• **EXERCISE AIM**: In the entries that follow, find the word "gian" and report each line it is on.

• **DATASET RECORDS**:
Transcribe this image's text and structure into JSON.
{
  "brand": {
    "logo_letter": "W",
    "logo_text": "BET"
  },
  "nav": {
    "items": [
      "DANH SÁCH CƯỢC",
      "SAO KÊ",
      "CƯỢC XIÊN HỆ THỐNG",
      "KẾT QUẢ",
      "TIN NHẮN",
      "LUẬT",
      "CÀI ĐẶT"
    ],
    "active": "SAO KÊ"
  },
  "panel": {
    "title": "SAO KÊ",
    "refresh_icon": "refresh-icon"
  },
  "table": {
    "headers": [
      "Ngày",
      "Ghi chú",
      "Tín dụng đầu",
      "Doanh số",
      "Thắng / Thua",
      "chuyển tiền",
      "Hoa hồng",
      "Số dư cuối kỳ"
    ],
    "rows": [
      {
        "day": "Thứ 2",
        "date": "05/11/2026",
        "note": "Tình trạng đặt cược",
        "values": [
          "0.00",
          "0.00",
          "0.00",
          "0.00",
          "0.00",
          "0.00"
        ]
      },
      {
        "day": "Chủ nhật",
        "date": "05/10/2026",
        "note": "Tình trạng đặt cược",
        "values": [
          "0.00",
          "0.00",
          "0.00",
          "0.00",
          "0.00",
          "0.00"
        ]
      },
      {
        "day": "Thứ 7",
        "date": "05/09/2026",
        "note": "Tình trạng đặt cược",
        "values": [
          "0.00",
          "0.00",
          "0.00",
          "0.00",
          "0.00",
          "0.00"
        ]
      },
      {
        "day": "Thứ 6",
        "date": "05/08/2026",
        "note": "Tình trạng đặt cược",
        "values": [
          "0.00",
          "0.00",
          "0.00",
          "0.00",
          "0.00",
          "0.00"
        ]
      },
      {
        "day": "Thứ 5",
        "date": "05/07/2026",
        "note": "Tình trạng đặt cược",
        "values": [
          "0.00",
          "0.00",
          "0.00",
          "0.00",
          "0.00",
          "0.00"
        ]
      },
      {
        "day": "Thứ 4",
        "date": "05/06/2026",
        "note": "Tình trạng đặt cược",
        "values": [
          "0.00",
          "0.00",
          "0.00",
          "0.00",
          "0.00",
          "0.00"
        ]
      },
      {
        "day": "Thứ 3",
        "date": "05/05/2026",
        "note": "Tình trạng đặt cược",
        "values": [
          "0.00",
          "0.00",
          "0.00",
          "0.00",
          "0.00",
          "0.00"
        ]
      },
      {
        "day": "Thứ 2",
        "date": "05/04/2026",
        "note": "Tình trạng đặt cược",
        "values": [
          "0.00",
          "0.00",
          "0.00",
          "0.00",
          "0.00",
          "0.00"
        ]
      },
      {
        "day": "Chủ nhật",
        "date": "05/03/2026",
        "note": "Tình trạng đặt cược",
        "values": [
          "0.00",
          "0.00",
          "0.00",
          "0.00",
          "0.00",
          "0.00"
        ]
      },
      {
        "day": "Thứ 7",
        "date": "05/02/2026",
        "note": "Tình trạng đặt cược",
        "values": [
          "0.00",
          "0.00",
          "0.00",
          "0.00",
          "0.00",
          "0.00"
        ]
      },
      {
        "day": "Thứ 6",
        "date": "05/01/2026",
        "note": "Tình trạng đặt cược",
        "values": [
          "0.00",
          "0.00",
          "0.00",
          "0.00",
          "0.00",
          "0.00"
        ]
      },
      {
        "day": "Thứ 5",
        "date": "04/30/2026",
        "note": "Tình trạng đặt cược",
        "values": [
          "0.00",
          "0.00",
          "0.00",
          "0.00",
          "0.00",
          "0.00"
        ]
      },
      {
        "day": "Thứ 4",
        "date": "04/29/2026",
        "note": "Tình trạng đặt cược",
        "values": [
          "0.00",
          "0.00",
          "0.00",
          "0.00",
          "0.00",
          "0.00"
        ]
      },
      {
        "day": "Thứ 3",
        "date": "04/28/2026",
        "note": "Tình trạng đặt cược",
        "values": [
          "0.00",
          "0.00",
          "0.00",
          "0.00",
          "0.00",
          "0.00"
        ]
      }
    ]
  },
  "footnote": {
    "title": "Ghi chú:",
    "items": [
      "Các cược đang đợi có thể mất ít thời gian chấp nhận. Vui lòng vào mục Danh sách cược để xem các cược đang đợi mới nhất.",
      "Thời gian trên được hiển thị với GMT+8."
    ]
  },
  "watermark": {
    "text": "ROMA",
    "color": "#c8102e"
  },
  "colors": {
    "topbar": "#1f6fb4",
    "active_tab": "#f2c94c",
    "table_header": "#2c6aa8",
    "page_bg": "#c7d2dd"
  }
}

• **SOLVED EXERCISE**:
      "Các cược đang đợi có thể mất ít thời gian chấp nhận. Vui lòng vào mục Danh sách cược để xem các cược đang đợi mới nhất.",
      "Thời gian trên được hiển thị với GMT+8."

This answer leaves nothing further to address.